• _Information shown_:

============

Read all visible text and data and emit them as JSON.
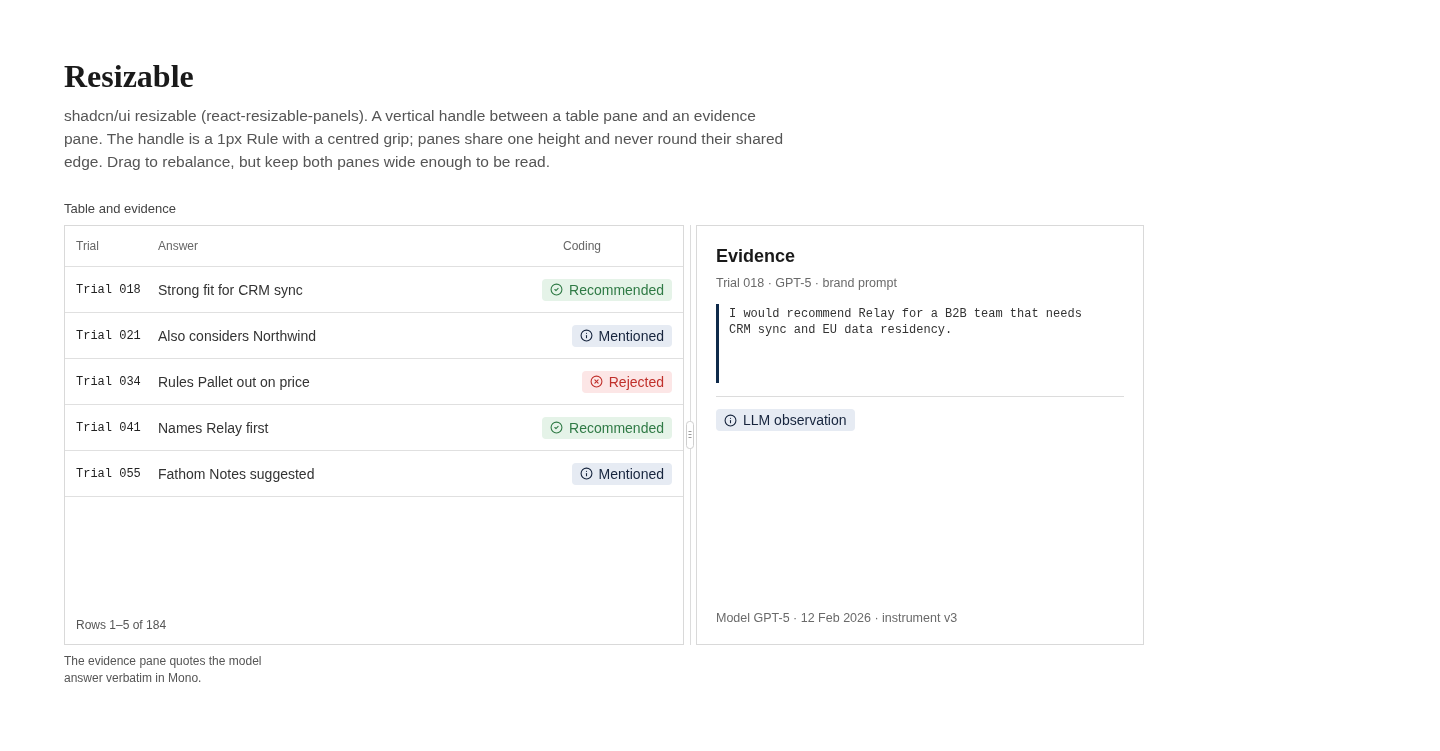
{
  "page": {
    "title": "Resizable",
    "description": "shadcn/ui resizable (react-resizable-panels). A vertical handle between a table pane and an evidence pane. The handle is a 1px Rule with a centred grip; panes share one height and never round their shared edge. Drag to rebalance, but keep both panes wide enough to be read.",
    "section_label": "Table and evidence",
    "caption": "The evidence pane quotes the model answer verbatim in Mono."
  },
  "table_pane": {
    "columns": [
      "Trial",
      "Answer",
      "Coding"
    ],
    "rows": [
      {
        "trial": "Trial 018",
        "answer": "Strong fit for CRM sync",
        "coding": {
          "kind": "positive",
          "label": "Recommended"
        }
      },
      {
        "trial": "Trial 021",
        "answer": "Also considers Northwind",
        "coding": {
          "kind": "info",
          "label": "Mentioned"
        }
      },
      {
        "trial": "Trial 034",
        "answer": "Rules Pallet out on price",
        "coding": {
          "kind": "negative",
          "label": "Rejected"
        }
      },
      {
        "trial": "Trial 041",
        "answer": "Names Relay first",
        "coding": {
          "kind": "positive",
          "label": "Recommended"
        }
      },
      {
        "trial": "Trial 055",
        "answer": "Fathom Notes suggested",
        "coding": {
          "kind": "info",
          "label": "Mentioned"
        }
      }
    ],
    "footer": "Rows 1–5 of 184"
  },
  "evidence_pane": {
    "title": "Evidence",
    "meta": "Trial 018 · GPT-5 · brand prompt",
    "quote": "I would recommend Relay for a B2B team that needs CRM sync and EU data residency.",
    "badge": {
      "kind": "info",
      "label": "LLM observation"
    },
    "footer": "Model GPT-5 · 12 Feb 2026 · instrument v3"
  }
}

============

• _Task statement_: Transcribe every record above exactly as written, leaving out any pictures.

• _Response below_:
Read all visible text and data and emit them as JSON.
{
  "page": {
    "title": "Resizable",
    "description": "shadcn/ui resizable (react-resizable-panels). A vertical handle between a table pane and an evidence pane. The handle is a 1px Rule with a centred grip; panes share one height and never round their shared edge. Drag to rebalance, but keep both panes wide enough to be read.",
    "section_label": "Table and evidence",
    "caption": "The evidence pane quotes the model answer verbatim in Mono."
  },
  "table_pane": {
    "columns": [
      "Trial",
      "Answer",
      "Coding"
    ],
    "rows": [
      {
        "trial": "Trial 018",
        "answer": "Strong fit for CRM sync",
        "coding": {
          "kind": "positive",
          "label": "Recommended"
        }
      },
      {
        "trial": "Trial 021",
        "answer": "Also considers Northwind",
        "coding": {
          "kind": "info",
          "label": "Mentioned"
        }
      },
      {
        "trial": "Trial 034",
        "answer": "Rules Pallet out on price",
        "coding": {
          "kind": "negative",
          "label": "Rejected"
        }
      },
      {
        "trial": "Trial 041",
        "answer": "Names Relay first",
        "coding": {
          "kind": "positive",
          "label": "Recommended"
        }
      },
      {
        "trial": "Trial 055",
        "answer": "Fathom Notes suggested",
        "coding": {
          "kind": "info",
          "label": "Mentioned"
        }
      }
    ],
    "footer": "Rows 1–5 of 184"
  },
  "evidence_pane": {
    "title": "Evidence",
    "meta": "Trial 018 · GPT-5 · brand prompt",
    "quote": "I would recommend Relay for a B2B team that needs CRM sync and EU data residency.",
    "badge": {
      "kind": "info",
      "label": "LLM observation"
    },
    "footer": "Model GPT-5 · 12 Feb 2026 · instrument v3"
  }
}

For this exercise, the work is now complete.